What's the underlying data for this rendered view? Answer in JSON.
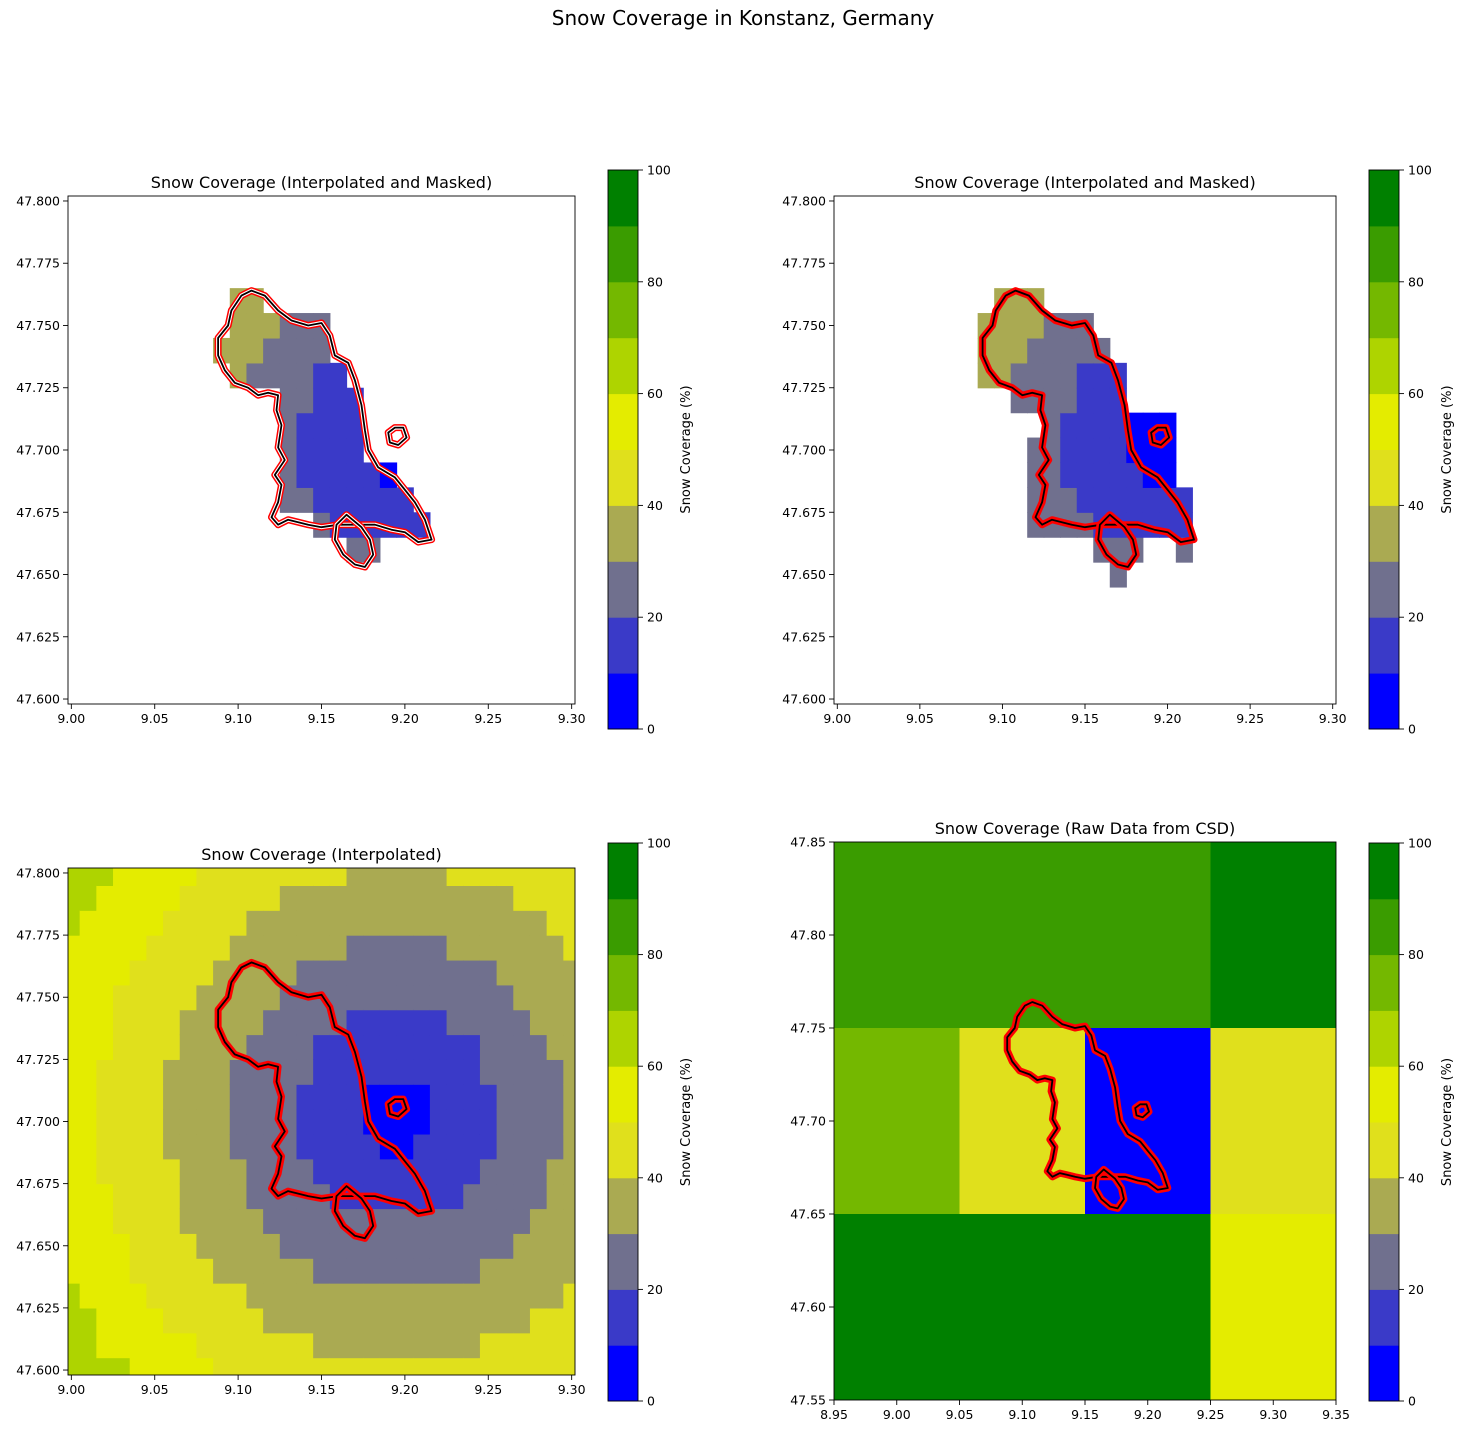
{
  "figure_title": "Snow Coverage in Konstanz, Germany",
  "colorbar": {
    "label": "Snow Coverage (%)",
    "ticks": [
      0,
      20,
      40,
      60,
      80,
      100
    ],
    "levels": [
      0,
      10,
      20,
      30,
      40,
      50,
      60,
      70,
      80,
      90,
      100
    ],
    "colors": [
      "#0000ff",
      "#3a3ac8",
      "#70708e",
      "#aaaa52",
      "#e0e01c",
      "#e4ec00",
      "#aed400",
      "#74b800",
      "#3a9c00",
      "#008000"
    ]
  },
  "chart_data": [
    {
      "type": "heatmap",
      "title": "Snow Coverage (Interpolated and Masked)",
      "xlim": [
        8.998,
        9.302
      ],
      "ylim": [
        47.598,
        47.802
      ],
      "xticks": [
        "9.00",
        "9.05",
        "9.10",
        "9.15",
        "9.20",
        "9.25",
        "9.30"
      ],
      "yticks": [
        "47.600",
        "47.625",
        "47.650",
        "47.675",
        "47.700",
        "47.725",
        "47.750",
        "47.775",
        "47.800"
      ],
      "grid_extent": {
        "x": [
          9.0,
          9.3
        ],
        "y": [
          47.6,
          47.8
        ],
        "step": 0.01
      },
      "mask": "inner_boundary",
      "boundaries": [
        "black",
        "red"
      ]
    },
    {
      "type": "heatmap",
      "title": "Snow Coverage (Interpolated and Masked)",
      "xlim": [
        8.998,
        9.302
      ],
      "ylim": [
        47.598,
        47.802
      ],
      "xticks": [
        "9.00",
        "9.05",
        "9.10",
        "9.15",
        "9.20",
        "9.25",
        "9.30"
      ],
      "yticks": [
        "47.600",
        "47.625",
        "47.650",
        "47.675",
        "47.700",
        "47.725",
        "47.750",
        "47.775",
        "47.800"
      ],
      "grid_extent": {
        "x": [
          9.0,
          9.3
        ],
        "y": [
          47.6,
          47.8
        ],
        "step": 0.01
      },
      "mask": "outer_boundary",
      "boundaries": [
        "black",
        "red"
      ]
    },
    {
      "type": "heatmap",
      "title": "Snow Coverage (Interpolated)",
      "xlim": [
        8.998,
        9.302
      ],
      "ylim": [
        47.598,
        47.802
      ],
      "xticks": [
        "9.00",
        "9.05",
        "9.10",
        "9.15",
        "9.20",
        "9.25",
        "9.30"
      ],
      "yticks": [
        "47.600",
        "47.625",
        "47.650",
        "47.675",
        "47.700",
        "47.725",
        "47.750",
        "47.775",
        "47.800"
      ],
      "grid_extent": {
        "x": [
          9.0,
          9.3
        ],
        "y": [
          47.6,
          47.8
        ],
        "step": 0.01
      },
      "mask": "none",
      "boundaries": [
        "black",
        "red"
      ]
    },
    {
      "type": "heatmap",
      "title": "Snow Coverage (Raw Data from CSD)",
      "xlim": [
        8.95,
        9.35
      ],
      "ylim": [
        47.55,
        47.85
      ],
      "xticks": [
        "8.95",
        "9.00",
        "9.05",
        "9.10",
        "9.15",
        "9.20",
        "9.25",
        "9.30",
        "9.35"
      ],
      "yticks": [
        "47.55",
        "47.60",
        "47.65",
        "47.70",
        "47.75",
        "47.80",
        "47.85"
      ],
      "boundaries": [
        "black",
        "red"
      ],
      "cells": [
        {
          "x": [
            8.95,
            9.25
          ],
          "y": [
            47.75,
            47.85
          ],
          "value": 85
        },
        {
          "x": [
            9.25,
            9.35
          ],
          "y": [
            47.75,
            47.85
          ],
          "value": 95
        },
        {
          "x": [
            8.95,
            9.05
          ],
          "y": [
            47.65,
            47.75
          ],
          "value": 75
        },
        {
          "x": [
            9.05,
            9.15
          ],
          "y": [
            47.65,
            47.75
          ],
          "value": 45
        },
        {
          "x": [
            9.15,
            9.25
          ],
          "y": [
            47.65,
            47.75
          ],
          "value": 5
        },
        {
          "x": [
            9.25,
            9.35
          ],
          "y": [
            47.65,
            47.75
          ],
          "value": 45
        },
        {
          "x": [
            8.95,
            9.25
          ],
          "y": [
            47.55,
            47.65
          ],
          "value": 95
        },
        {
          "x": [
            9.25,
            9.35
          ],
          "y": [
            47.55,
            47.65
          ],
          "value": 55
        }
      ]
    }
  ],
  "regions": {
    "konstanz": [
      [
        9.108,
        47.764
      ],
      [
        9.116,
        47.762
      ],
      [
        9.124,
        47.756
      ],
      [
        9.132,
        47.752
      ],
      [
        9.142,
        47.75
      ],
      [
        9.15,
        47.751
      ],
      [
        9.155,
        47.746
      ],
      [
        9.158,
        47.738
      ],
      [
        9.166,
        47.735
      ],
      [
        9.17,
        47.728
      ],
      [
        9.174,
        47.718
      ],
      [
        9.176,
        47.708
      ],
      [
        9.178,
        47.7
      ],
      [
        9.184,
        47.693
      ],
      [
        9.194,
        47.689
      ],
      [
        9.2,
        47.684
      ],
      [
        9.206,
        47.679
      ],
      [
        9.212,
        47.672
      ],
      [
        9.216,
        47.664
      ],
      [
        9.208,
        47.663
      ],
      [
        9.2,
        47.667
      ],
      [
        9.192,
        47.668
      ],
      [
        9.182,
        47.67
      ],
      [
        9.17,
        47.67
      ],
      [
        9.16,
        47.67
      ],
      [
        9.15,
        47.669
      ],
      [
        9.142,
        47.67
      ],
      [
        9.136,
        47.671
      ],
      [
        9.13,
        47.672
      ],
      [
        9.124,
        47.67
      ],
      [
        9.12,
        47.673
      ],
      [
        9.124,
        47.679
      ],
      [
        9.126,
        47.686
      ],
      [
        9.122,
        47.69
      ],
      [
        9.128,
        47.696
      ],
      [
        9.124,
        47.701
      ],
      [
        9.126,
        47.71
      ],
      [
        9.123,
        47.716
      ],
      [
        9.124,
        47.722
      ],
      [
        9.118,
        47.723
      ],
      [
        9.112,
        47.722
      ],
      [
        9.106,
        47.725
      ],
      [
        9.098,
        47.727
      ],
      [
        9.092,
        47.732
      ],
      [
        9.088,
        47.738
      ],
      [
        9.088,
        47.745
      ],
      [
        9.094,
        47.75
      ],
      [
        9.096,
        47.756
      ],
      [
        9.102,
        47.762
      ]
    ],
    "mainau": [
      [
        9.19,
        47.707
      ],
      [
        9.194,
        47.709
      ],
      [
        9.199,
        47.709
      ],
      [
        9.201,
        47.705
      ],
      [
        9.196,
        47.702
      ],
      [
        9.191,
        47.703
      ]
    ],
    "reichenau": [
      [
        9.165,
        47.674
      ],
      [
        9.174,
        47.669
      ],
      [
        9.179,
        47.664
      ],
      [
        9.181,
        47.658
      ],
      [
        9.176,
        47.653
      ],
      [
        9.17,
        47.654
      ],
      [
        9.163,
        47.658
      ],
      [
        9.158,
        47.664
      ],
      [
        9.159,
        47.67
      ]
    ]
  }
}
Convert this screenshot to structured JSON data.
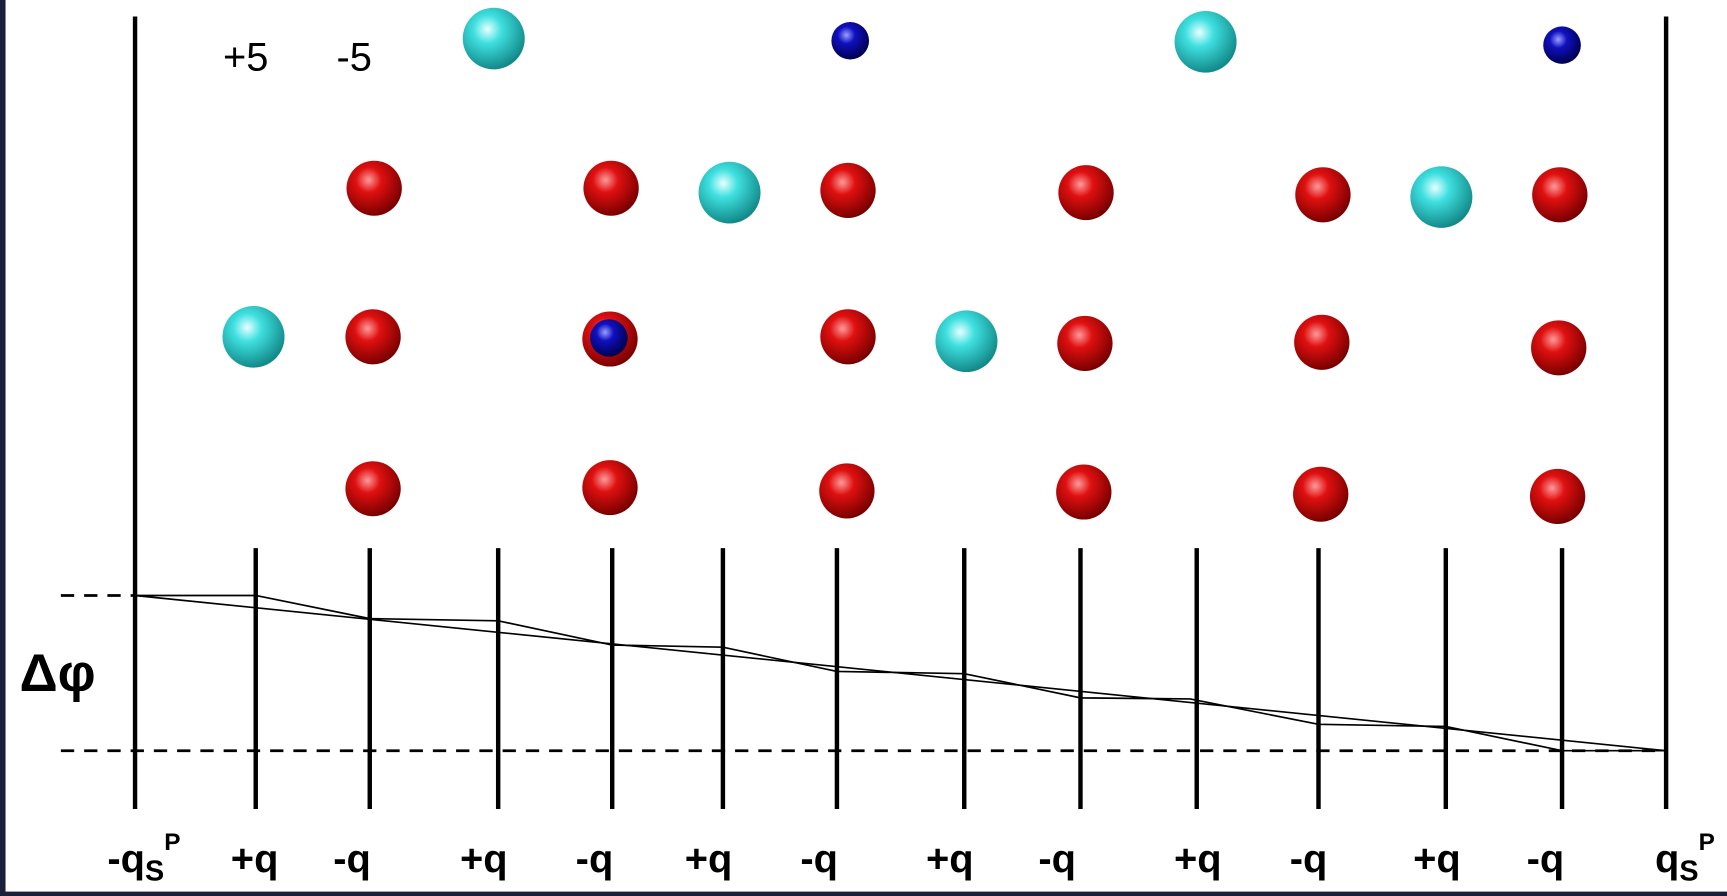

◆ ◆ ◆ ◆ ◆ ◆ ◆

**Task brief:** Retype all entries exactly as they appear, dropping the images.

**Right answer:**
What's the underlying data for this rendered view? Answer in JSON.
{
  "figure_title": "Snow Coverage in Konstanz, Germany",
  "colorbar": {
    "label": "Snow Coverage (%)",
    "ticks": [
      0,
      20,
      40,
      60,
      80,
      100
    ],
    "levels": [
      0,
      10,
      20,
      30,
      40,
      50,
      60,
      70,
      80,
      90,
      100
    ],
    "colors": [
      "#0000ff",
      "#3a3ac8",
      "#70708e",
      "#aaaa52",
      "#e0e01c",
      "#e4ec00",
      "#aed400",
      "#74b800",
      "#3a9c00",
      "#008000"
    ]
  },
  "chart_data": [
    {
      "type": "heatmap",
      "title": "Snow Coverage (Interpolated and Masked)",
      "xlim": [
        8.998,
        9.302
      ],
      "ylim": [
        47.598,
        47.802
      ],
      "xticks": [
        "9.00",
        "9.05",
        "9.10",
        "9.15",
        "9.20",
        "9.25",
        "9.30"
      ],
      "yticks": [
        "47.600",
        "47.625",
        "47.650",
        "47.675",
        "47.700",
        "47.725",
        "47.750",
        "47.775",
        "47.800"
      ],
      "grid_extent": {
        "x": [
          9.0,
          9.3
        ],
        "y": [
          47.6,
          47.8
        ],
        "step": 0.01
      },
      "mask": "inner_boundary",
      "boundaries": [
        "black",
        "red"
      ]
    },
    {
      "type": "heatmap",
      "title": "Snow Coverage (Interpolated and Masked)",
      "xlim": [
        8.998,
        9.302
      ],
      "ylim": [
        47.598,
        47.802
      ],
      "xticks": [
        "9.00",
        "9.05",
        "9.10",
        "9.15",
        "9.20",
        "9.25",
        "9.30"
      ],
      "yticks": [
        "47.600",
        "47.625",
        "47.650",
        "47.675",
        "47.700",
        "47.725",
        "47.750",
        "47.775",
        "47.800"
      ],
      "grid_extent": {
        "x": [
          9.0,
          9.3
        ],
        "y": [
          47.6,
          47.8
        ],
        "step": 0.01
      },
      "mask": "outer_boundary",
      "boundaries": [
        "black",
        "red"
      ]
    },
    {
      "type": "heatmap",
      "title": "Snow Coverage (Interpolated)",
      "xlim": [
        8.998,
        9.302
      ],
      "ylim": [
        47.598,
        47.802
      ],
      "xticks": [
        "9.00",
        "9.05",
        "9.10",
        "9.15",
        "9.20",
        "9.25",
        "9.30"
      ],
      "yticks": [
        "47.600",
        "47.625",
        "47.650",
        "47.675",
        "47.700",
        "47.725",
        "47.750",
        "47.775",
        "47.800"
      ],
      "grid_extent": {
        "x": [
          9.0,
          9.3
        ],
        "y": [
          47.6,
          47.8
        ],
        "step": 0.01
      },
      "mask": "none",
      "boundaries": [
        "black",
        "red"
      ]
    },
    {
      "type": "heatmap",
      "title": "Snow Coverage (Raw Data from CSD)",
      "xlim": [
        8.95,
        9.35
      ],
      "ylim": [
        47.55,
        47.85
      ],
      "xticks": [
        "8.95",
        "9.00",
        "9.05",
        "9.10",
        "9.15",
        "9.20",
        "9.25",
        "9.30",
        "9.35"
      ],
      "yticks": [
        "47.55",
        "47.60",
        "47.65",
        "47.70",
        "47.75",
        "47.80",
        "47.85"
      ],
      "boundaries": [
        "black",
        "red"
      ],
      "cells": [
        {
          "x": [
            8.95,
            9.25
          ],
          "y": [
            47.75,
            47.85
          ],
          "value": 85
        },
        {
          "x": [
            9.25,
            9.35
          ],
          "y": [
            47.75,
            47.85
          ],
          "value": 95
        },
        {
          "x": [
            8.95,
            9.05
          ],
          "y": [
            47.65,
            47.75
          ],
          "value": 75
        },
        {
          "x": [
            9.05,
            9.15
          ],
          "y": [
            47.65,
            47.75
          ],
          "value": 45
        },
        {
          "x": [
            9.15,
            9.25
          ],
          "y": [
            47.65,
            47.75
          ],
          "value": 5
        },
        {
          "x": [
            9.25,
            9.35
          ],
          "y": [
            47.65,
            47.75
          ],
          "value": 45
        },
        {
          "x": [
            8.95,
            9.25
          ],
          "y": [
            47.55,
            47.65
          ],
          "value": 95
        },
        {
          "x": [
            9.25,
            9.35
          ],
          "y": [
            47.55,
            47.65
          ],
          "value": 55
        }
      ]
    }
  ],
  "regions": {
    "konstanz": [
      [
        9.108,
        47.764
      ],
      [
        9.116,
        47.762
      ],
      [
        9.124,
        47.756
      ],
      [
        9.132,
        47.752
      ],
      [
        9.142,
        47.75
      ],
      [
        9.15,
        47.751
      ],
      [
        9.155,
        47.746
      ],
      [
        9.158,
        47.738
      ],
      [
        9.166,
        47.735
      ],
      [
        9.17,
        47.728
      ],
      [
        9.174,
        47.718
      ],
      [
        9.176,
        47.708
      ],
      [
        9.178,
        47.7
      ],
      [
        9.184,
        47.693
      ],
      [
        9.194,
        47.689
      ],
      [
        9.2,
        47.684
      ],
      [
        9.206,
        47.679
      ],
      [
        9.212,
        47.672
      ],
      [
        9.216,
        47.664
      ],
      [
        9.208,
        47.663
      ],
      [
        9.2,
        47.667
      ],
      [
        9.192,
        47.668
      ],
      [
        9.182,
        47.67
      ],
      [
        9.17,
        47.67
      ],
      [
        9.16,
        47.67
      ],
      [
        9.15,
        47.669
      ],
      [
        9.142,
        47.67
      ],
      [
        9.136,
        47.671
      ],
      [
        9.13,
        47.672
      ],
      [
        9.124,
        47.67
      ],
      [
        9.12,
        47.673
      ],
      [
        9.124,
        47.679
      ],
      [
        9.126,
        47.686
      ],
      [
        9.122,
        47.69
      ],
      [
        9.128,
        47.696
      ],
      [
        9.124,
        47.701
      ],
      [
        9.126,
        47.71
      ],
      [
        9.123,
        47.716
      ],
      [
        9.124,
        47.722
      ],
      [
        9.118,
        47.723
      ],
      [
        9.112,
        47.722
      ],
      [
        9.106,
        47.725
      ],
      [
        9.098,
        47.727
      ],
      [
        9.092,
        47.732
      ],
      [
        9.088,
        47.738
      ],
      [
        9.088,
        47.745
      ],
      [
        9.094,
        47.75
      ],
      [
        9.096,
        47.756
      ],
      [
        9.102,
        47.762
      ]
    ],
    "mainau": [
      [
        9.19,
        47.707
      ],
      [
        9.194,
        47.709
      ],
      [
        9.199,
        47.709
      ],
      [
        9.201,
        47.705
      ],
      [
        9.196,
        47.702
      ],
      [
        9.191,
        47.703
      ]
    ],
    "reichenau": [
      [
        9.165,
        47.674
      ],
      [
        9.174,
        47.669
      ],
      [
        9.179,
        47.664
      ],
      [
        9.181,
        47.658
      ],
      [
        9.176,
        47.653
      ],
      [
        9.17,
        47.654
      ],
      [
        9.163,
        47.658
      ],
      [
        9.158,
        47.664
      ],
      [
        9.159,
        47.67
      ]
    ]
  }
}
Convert this screenshot to structured JSON data.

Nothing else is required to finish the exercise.